EXTRACTO DE PÁGINA —
¿No hacer nada para no
equivocarse?
Hay gente que
piensa que la Iglesia debería recortar su actuación, para evitar el peligro de
cometer todos esos errores reales o supuestos que ha habido a lo largo de la historia.
Es bastante
fácil atacar a la Iglesia, y burlarse de las páginas más difíciles de su
historia. No intento en estas líneas justificar los errores que realmente han
cometido muchos cristianos a lo largo de los siglos. Pero a veces pienso que si
a esas personas les parece que la Iglesia tiene las manos sucias, habría que
decirles que quizá ellos no tienen las manos sucias porque no tienen manos o
porque no las utilizan.
La Iglesia
procura realizar su tarea, y vive inmersa en una sociedad cambiante que se
desarrolla a su vez en una época determinada, y trata de insertar en ella la
levadura sobrenatural del Evangelio. La grandeza de la Iglesia está en afrontar
las variaciones del hombre en el transcurso de los siglos y tratar de
introducir en su vida lo sobrenatural. Si para evitar el riesgo de contaminar
su pureza, la Iglesia renunciara a intentar hacerse presente en la sociedad de
cada momento, se quedaría en un simple y curioso empeño abstracto.
Hay mucho
purista que se escandaliza de las actuaciones de la Iglesia o de los católicos,
pero que no aporta ninguna solución a todos esos problemas que a cualquier
persona debieran interpelar seriamente. Buscan una seguridad en las
actuaciones, un no asumir riesgos que no lleva a otra paz que la del cementerio.
La Iglesia afronta con serenidad todos esos sarcasmos, porque desea cumplir su
misión entre los hombres. Sabe que roza sin cesar el peligro de empañar la
pureza de su mensaje, al menos según las apariencias, al tratar de encarnarlo
en una historia que se vuelve incesantemente contra ella, contra quien quiere
salvarla. La Iglesia prefiere este riesgo al estéril replegamiento sobre sí
misma. Lo prefiere, y afronta ese riesgo desde hace veinte siglos porque, en su
amor al hombre, acude a los puntos de más necesidad, más amenazados.

DATOS DE ORIGEN —

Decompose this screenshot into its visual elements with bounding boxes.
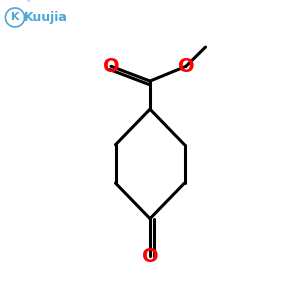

PROBLEMAS POR RESOLVER —
1. Según el texto sobre la Iglesia, ¿desde hace cuánto tiempo afronta la Iglesia el riesgo de empañar la pureza de su mensaje?
2. Prosiga el texto sobre la Iglesia a partir de su última oración.
Estos datos proceden de una fuente distinta a la del texto sobre la Iglesia.

LAS RESPUESTAS —
1. Desde hace veinte siglos.

2.
Siempre habrá
personas que se obstinen en no ver en el cristianismo otra cosa que las
deformaciones de las que ha sido objeto a lo largo de la historia. Siempre
habrá quien relacione la fe cristiana con el oscurantismo, con la ‘sombría Edad
Media’, con la intolerancia, con la presión sobre las conciencias, con el
subdesarrollo intelectual, con el retraso y la falta de libertad. Es una imagen
que se ha creado unas veces con mala intención, y otras simplemente por
desconocimiento, y que quizá procede de esa vieja idea ilustrada por la que
tantos pensaban que el racionalismo ateo había obtenido un gran triunfo sobre
la fe.
La historia de
la Iglesia es una confusión de triunfos y aparentes fracasos del cristianismo.
Es una serie siempre repetida de intentos de construir el reino de Dios en la
tierra. Esto no es sorprendente, ni es algo que Jesucristo no previera. La
parábola de la cizaña sembrada entre el trigo muestra con claridad que Él lo
sabía y que esto está de acuerdo con el plan de Dios.
La vida de la
Iglesia en la historia, así como la vida del cristiano individual -afirma
Thomas Merton-, es un acto constantemente repetido que empieza siempre de
nuevo, una historia de buenas intenciones que acaba en éxitos y en
equivocaciones; de errores que han de ser corregidos, de defectos que tienen
que ser utilizados, de lecciones que se aprenden mal y deben aprenderse una y
otra vez. Ha habido vacilaciones y falsos comienzos en la historia cristiana.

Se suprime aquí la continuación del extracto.